[Part of a data file]
——

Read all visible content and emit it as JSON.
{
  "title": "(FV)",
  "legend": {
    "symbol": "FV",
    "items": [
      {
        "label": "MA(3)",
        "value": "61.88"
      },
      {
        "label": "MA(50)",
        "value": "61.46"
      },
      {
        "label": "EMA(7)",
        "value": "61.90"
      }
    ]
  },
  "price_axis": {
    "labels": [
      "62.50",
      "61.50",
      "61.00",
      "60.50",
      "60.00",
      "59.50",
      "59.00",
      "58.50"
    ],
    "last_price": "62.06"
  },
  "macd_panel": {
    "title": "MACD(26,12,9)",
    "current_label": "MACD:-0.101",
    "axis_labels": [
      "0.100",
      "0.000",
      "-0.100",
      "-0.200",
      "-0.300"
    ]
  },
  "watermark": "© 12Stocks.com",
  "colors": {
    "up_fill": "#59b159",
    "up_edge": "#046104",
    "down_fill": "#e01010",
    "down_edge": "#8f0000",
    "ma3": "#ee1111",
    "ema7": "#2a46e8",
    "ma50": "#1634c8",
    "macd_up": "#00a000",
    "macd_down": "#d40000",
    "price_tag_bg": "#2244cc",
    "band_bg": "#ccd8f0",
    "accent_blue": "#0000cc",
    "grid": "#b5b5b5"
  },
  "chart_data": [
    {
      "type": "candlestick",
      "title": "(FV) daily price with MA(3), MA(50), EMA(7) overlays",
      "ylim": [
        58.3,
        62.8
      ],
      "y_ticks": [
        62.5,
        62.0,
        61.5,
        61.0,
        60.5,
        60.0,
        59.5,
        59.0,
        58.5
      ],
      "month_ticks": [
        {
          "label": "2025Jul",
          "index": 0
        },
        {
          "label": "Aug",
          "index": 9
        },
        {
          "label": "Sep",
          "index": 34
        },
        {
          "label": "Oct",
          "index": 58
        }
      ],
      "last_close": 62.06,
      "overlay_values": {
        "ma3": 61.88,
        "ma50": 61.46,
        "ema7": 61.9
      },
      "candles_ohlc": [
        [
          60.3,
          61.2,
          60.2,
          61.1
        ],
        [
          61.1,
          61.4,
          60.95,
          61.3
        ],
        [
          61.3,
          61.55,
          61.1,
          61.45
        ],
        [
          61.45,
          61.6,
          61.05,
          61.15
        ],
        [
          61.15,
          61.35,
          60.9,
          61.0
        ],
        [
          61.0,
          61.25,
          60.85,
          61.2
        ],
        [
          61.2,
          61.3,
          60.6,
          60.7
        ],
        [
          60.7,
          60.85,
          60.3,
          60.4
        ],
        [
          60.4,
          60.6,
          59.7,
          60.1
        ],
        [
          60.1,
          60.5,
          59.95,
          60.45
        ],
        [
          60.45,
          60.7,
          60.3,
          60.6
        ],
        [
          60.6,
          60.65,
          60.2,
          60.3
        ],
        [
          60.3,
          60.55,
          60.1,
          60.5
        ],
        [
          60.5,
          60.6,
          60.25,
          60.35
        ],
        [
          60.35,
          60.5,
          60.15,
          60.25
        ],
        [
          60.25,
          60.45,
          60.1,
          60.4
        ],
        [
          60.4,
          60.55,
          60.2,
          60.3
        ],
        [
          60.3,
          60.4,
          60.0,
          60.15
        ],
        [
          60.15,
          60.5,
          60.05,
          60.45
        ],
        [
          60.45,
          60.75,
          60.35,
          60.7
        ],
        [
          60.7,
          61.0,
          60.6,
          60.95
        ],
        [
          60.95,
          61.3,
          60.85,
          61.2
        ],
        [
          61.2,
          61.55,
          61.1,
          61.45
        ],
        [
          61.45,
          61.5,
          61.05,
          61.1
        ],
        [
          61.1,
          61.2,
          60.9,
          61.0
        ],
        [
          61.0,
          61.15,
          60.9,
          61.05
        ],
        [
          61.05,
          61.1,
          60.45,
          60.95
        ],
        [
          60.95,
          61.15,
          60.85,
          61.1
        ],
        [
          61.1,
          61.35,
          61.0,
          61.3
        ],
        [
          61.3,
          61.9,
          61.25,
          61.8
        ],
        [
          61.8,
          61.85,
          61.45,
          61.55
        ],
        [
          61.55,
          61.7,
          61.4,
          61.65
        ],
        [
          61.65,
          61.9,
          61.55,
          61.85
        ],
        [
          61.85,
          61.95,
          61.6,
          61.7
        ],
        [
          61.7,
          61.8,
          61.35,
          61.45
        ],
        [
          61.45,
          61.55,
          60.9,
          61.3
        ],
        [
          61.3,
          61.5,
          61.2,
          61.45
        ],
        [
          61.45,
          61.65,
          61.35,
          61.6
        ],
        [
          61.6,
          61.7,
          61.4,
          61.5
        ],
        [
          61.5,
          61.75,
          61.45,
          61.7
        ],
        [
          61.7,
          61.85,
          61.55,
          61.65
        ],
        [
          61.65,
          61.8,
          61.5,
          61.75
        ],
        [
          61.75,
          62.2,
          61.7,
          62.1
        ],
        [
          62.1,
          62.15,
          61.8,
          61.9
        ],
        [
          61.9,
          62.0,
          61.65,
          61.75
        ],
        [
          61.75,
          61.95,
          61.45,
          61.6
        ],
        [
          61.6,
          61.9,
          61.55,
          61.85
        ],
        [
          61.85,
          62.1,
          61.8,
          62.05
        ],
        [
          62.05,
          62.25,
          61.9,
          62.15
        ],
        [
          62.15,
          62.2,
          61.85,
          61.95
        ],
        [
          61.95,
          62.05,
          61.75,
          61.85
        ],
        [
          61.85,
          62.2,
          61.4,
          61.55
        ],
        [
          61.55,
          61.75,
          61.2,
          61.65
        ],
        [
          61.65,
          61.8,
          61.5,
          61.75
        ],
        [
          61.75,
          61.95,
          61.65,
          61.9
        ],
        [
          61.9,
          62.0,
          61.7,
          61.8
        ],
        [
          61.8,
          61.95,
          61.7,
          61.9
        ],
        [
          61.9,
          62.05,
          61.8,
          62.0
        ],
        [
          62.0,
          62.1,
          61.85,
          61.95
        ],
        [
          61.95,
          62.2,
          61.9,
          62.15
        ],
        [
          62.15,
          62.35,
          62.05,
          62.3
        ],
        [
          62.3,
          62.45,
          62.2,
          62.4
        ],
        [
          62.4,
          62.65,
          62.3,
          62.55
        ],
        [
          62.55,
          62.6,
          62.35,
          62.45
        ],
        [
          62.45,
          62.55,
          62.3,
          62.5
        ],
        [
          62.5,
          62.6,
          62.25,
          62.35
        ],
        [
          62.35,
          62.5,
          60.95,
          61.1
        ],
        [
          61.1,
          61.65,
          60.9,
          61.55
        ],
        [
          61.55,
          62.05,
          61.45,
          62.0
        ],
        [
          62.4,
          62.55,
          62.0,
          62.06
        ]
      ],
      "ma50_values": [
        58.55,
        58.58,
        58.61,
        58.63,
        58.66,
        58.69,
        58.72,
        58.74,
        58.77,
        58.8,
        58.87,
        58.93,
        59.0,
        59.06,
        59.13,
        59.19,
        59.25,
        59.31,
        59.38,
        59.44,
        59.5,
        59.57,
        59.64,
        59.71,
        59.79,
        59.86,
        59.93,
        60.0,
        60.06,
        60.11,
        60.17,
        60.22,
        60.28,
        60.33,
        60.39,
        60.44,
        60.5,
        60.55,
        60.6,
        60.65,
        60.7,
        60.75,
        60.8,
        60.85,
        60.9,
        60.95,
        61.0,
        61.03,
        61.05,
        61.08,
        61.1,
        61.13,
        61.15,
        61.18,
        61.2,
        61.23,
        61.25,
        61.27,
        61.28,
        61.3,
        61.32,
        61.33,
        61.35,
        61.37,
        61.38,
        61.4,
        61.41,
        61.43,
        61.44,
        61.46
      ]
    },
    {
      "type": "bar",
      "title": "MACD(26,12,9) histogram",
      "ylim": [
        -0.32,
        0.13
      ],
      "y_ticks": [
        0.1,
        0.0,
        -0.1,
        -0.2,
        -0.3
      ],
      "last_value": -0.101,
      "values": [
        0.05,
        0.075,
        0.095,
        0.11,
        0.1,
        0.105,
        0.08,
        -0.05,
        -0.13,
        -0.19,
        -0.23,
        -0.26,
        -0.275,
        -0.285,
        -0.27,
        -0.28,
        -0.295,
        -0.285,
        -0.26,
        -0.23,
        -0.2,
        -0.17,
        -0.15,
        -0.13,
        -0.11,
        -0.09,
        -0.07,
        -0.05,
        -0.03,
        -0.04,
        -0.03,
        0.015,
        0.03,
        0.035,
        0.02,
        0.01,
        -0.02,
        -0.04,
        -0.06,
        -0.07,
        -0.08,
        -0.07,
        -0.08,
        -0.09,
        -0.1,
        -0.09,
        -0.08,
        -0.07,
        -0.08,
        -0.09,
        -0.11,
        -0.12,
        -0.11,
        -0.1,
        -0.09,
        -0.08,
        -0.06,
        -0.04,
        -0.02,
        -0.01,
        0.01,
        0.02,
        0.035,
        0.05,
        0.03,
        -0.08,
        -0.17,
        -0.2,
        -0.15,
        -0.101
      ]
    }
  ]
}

——

Report only the number of lines in the listing that contain the word "title".

## Solution to this task
4